Exercise instructions
Return the material below in full and exactly.

Input records
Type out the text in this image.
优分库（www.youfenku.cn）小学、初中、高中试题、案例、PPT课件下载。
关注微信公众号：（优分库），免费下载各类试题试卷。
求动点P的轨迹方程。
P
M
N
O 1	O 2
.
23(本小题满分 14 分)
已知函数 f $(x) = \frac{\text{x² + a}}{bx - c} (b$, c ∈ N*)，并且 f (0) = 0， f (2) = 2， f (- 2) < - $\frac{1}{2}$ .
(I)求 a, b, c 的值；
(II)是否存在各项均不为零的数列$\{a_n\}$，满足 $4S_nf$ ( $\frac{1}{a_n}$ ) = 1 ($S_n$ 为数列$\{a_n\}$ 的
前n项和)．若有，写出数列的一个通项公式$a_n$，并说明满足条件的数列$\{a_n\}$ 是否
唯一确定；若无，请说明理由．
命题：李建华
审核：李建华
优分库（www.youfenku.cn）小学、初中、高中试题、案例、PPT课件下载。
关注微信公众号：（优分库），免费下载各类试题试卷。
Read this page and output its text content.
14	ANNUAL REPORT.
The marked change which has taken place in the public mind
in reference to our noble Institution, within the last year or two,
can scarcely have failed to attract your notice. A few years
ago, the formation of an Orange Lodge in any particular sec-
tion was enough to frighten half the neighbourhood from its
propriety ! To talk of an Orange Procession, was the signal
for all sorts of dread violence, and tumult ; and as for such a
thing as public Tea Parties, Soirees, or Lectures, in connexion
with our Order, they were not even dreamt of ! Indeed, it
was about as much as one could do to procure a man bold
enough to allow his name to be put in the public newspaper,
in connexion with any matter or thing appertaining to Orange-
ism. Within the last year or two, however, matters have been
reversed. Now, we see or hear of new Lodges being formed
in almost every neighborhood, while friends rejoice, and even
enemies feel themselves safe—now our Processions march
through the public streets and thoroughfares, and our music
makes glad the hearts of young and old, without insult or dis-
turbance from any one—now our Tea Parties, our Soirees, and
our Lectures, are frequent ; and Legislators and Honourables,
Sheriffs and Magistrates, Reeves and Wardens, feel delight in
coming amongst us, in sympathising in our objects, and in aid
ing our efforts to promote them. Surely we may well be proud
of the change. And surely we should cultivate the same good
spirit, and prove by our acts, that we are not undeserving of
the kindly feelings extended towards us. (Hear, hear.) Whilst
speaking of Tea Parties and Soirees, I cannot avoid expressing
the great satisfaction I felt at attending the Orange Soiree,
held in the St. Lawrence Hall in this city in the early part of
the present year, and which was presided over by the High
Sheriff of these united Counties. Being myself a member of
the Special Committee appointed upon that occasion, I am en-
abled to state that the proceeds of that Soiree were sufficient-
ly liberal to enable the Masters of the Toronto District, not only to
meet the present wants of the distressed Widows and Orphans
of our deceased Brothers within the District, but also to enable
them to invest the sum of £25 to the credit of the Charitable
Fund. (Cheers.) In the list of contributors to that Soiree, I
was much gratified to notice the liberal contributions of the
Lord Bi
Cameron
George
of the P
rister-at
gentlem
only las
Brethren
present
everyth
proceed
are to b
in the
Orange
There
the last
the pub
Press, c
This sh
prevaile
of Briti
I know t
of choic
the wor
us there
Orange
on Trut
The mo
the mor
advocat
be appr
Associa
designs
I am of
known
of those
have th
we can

Complete output
Type out the text in this image.
优分库（www.youfenku.cn）小学、初中、高中试题、案例、PPT课件下载。
关注微信公众号：（优分库），免费下载各类试题试卷。
求动点P的轨迹方程。
P
M
N
O 1	O 2
.
23(本小题满分 14 分)
已知函数 f $(x) = \frac{\text{x² + a}}{bx - c} (b$, c ∈ N*)，并且 f (0) = 0， f (2) = 2， f (- 2) < - $\frac{1}{2}$ .
(I)求 a, b, c 的值；
(II)是否存在各项均不为零的数列$\{a_n\}$，满足 $4S_nf$ ( $\frac{1}{a_n}$ ) = 1 ($S_n$ 为数列$\{a_n\}$ 的
前n项和)．若有，写出数列的一个通项公式$a_n$，并说明满足条件的数列$\{a_n\}$ 是否
唯一确定；若无，请说明理由．
命题：李建华
审核：李建华
优分库（www.youfenku.cn）小学、初中、高中试题、案例、PPT课件下载。
关注微信公众号：（优分库），免费下载各类试题试卷。
Read this page and output its text content.
14	ANNUAL REPORT.
The marked change which has taken place in the public mind
in reference to our noble Institution, within the last year or two,
can scarcely have failed to attract your notice. A few years
ago, the formation of an Orange Lodge in any particular sec-
tion was enough to frighten half the neighbourhood from its
propriety ! To talk of an Orange Procession, was the signal
for all sorts of dread violence, and tumult ; and as for such a
thing as public Tea Parties, Soirees, or Lectures, in connexion
with our Order, they were not even dreamt of ! Indeed, it
was about as much as one could do to procure a man bold
enough to allow his name to be put in the public newspaper,
in connexion with any matter or thing appertaining to Orange-
ism. Within the last year or two, however, matters have been
reversed. Now, we see or hear of new Lodges being formed
in almost every neighborhood, while friends rejoice, and even
enemies feel themselves safe—now our Processions march
through the public streets and thoroughfares, and our music
makes glad the hearts of young and old, without insult or dis-
turbance from any one—now our Tea Parties, our Soirees, and
our Lectures, are frequent ; and Legislators and Honourables,
Sheriffs and Magistrates, Reeves and Wardens, feel delight in
coming amongst us, in sympathising in our objects, and in aid
ing our efforts to promote them. Surely we may well be proud
of the change. And surely we should cultivate the same good
spirit, and prove by our acts, that we are not undeserving of
the kindly feelings extended towards us. (Hear, hear.) Whilst
speaking of Tea Parties and Soirees, I cannot avoid expressing
the great satisfaction I felt at attending the Orange Soiree,
held in the St. Lawrence Hall in this city in the early part of
the present year, and which was presided over by the High
Sheriff of these united Counties. Being myself a member of
the Special Committee appointed upon that occasion, I am en-
abled to state that the proceeds of that Soiree were sufficient-
ly liberal to enable the Masters of the Toronto District, not only to
meet the present wants of the distressed Widows and Orphans
of our deceased Brothers within the District, but also to enable
them to invest the sum of £25 to the credit of the Charitable
Fund. (Cheers.) In the list of contributors to that Soiree, I
was much gratified to notice the liberal contributions of the
Lord Bi
Cameron
George
of the P
rister-at
gentlem
only las
Brethren
present
everyth
proceed
are to b
in the
Orange
There
the last
the pub
Press, c
This sh
prevaile
of Briti
I know t
of choic
the wor
us there
Orange
on Trut
The mo
the mor
advocat
be appr
Associa
designs
I am of
known
of those
have th
we can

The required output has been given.